*DIRECTIONS FOR THIS TASK*. Reproduce all of the material exactly as shown.

*PROVIDED RECORDS*.
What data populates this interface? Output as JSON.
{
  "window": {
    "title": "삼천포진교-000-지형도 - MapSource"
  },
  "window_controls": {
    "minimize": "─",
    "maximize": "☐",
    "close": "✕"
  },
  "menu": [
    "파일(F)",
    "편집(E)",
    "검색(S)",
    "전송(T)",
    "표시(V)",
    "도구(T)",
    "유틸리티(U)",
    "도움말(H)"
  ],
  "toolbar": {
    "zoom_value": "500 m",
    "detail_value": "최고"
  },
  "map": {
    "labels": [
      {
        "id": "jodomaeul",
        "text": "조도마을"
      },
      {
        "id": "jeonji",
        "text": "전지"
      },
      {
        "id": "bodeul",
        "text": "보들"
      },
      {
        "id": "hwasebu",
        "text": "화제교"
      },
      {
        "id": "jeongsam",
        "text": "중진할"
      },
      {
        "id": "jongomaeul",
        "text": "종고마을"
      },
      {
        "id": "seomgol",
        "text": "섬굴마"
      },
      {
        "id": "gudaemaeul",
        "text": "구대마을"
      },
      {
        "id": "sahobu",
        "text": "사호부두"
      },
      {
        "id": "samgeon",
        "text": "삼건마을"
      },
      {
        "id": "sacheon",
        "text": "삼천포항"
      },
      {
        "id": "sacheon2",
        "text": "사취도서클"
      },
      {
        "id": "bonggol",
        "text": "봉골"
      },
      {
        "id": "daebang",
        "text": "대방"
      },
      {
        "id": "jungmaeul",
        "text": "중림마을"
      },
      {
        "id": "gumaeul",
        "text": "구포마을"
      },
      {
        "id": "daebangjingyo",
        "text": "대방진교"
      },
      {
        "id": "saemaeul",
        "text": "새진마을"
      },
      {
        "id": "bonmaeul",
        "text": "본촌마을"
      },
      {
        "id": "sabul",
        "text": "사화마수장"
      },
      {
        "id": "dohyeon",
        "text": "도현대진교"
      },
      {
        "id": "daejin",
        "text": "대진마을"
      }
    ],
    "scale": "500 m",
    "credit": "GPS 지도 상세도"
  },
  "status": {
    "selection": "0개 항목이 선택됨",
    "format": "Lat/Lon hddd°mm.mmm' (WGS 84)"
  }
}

*SOLUTION TO THIS EXERCISE*.
What data populates this interface? Output as JSON.
{
  "window": {
    "title": "삼천포진교-000-지형도 - MapSource"
  },
  "window_controls": {
    "minimize": "─",
    "maximize": "☐",
    "close": "✕"
  },
  "menu": [
    "파일(F)",
    "편집(E)",
    "검색(S)",
    "전송(T)",
    "표시(V)",
    "도구(T)",
    "유틸리티(U)",
    "도움말(H)"
  ],
  "toolbar": {
    "zoom_value": "500 m",
    "detail_value": "최고"
  },
  "map": {
    "labels": [
      {
        "id": "jodomaeul",
        "text": "조도마을"
      },
      {
        "id": "jeonji",
        "text": "전지"
      },
      {
        "id": "bodeul",
        "text": "보들"
      },
      {
        "id": "hwasebu",
        "text": "화제교"
      },
      {
        "id": "jeongsam",
        "text": "중진할"
      },
      {
        "id": "jongomaeul",
        "text": "종고마을"
      },
      {
        "id": "seomgol",
        "text": "섬굴마"
      },
      {
        "id": "gudaemaeul",
        "text": "구대마을"
      },
      {
        "id": "sahobu",
        "text": "사호부두"
      },
      {
        "id": "samgeon",
        "text": "삼건마을"
      },
      {
        "id": "sacheon",
        "text": "삼천포항"
      },
      {
        "id": "sacheon2",
        "text": "사취도서클"
      },
      {
        "id": "bonggol",
        "text": "봉골"
      },
      {
        "id": "daebang",
        "text": "대방"
      },
      {
        "id": "jungmaeul",
        "text": "중림마을"
      },
      {
        "id": "gumaeul",
        "text": "구포마을"
      },
      {
        "id": "daebangjingyo",
        "text": "대방진교"
      },
      {
        "id": "saemaeul",
        "text": "새진마을"
      },
      {
        "id": "bonmaeul",
        "text": "본촌마을"
      },
      {
        "id": "sabul",
        "text": "사화마수장"
      },
      {
        "id": "dohyeon",
        "text": "도현대진교"
      },
      {
        "id": "daejin",
        "text": "대진마을"
      }
    ],
    "scale": "500 m",
    "credit": "GPS 지도 상세도"
  },
  "status": {
    "selection": "0개 항목이 선택됨",
    "format": "Lat/Lon hddd°mm.mmm' (WGS 84)"
  }
}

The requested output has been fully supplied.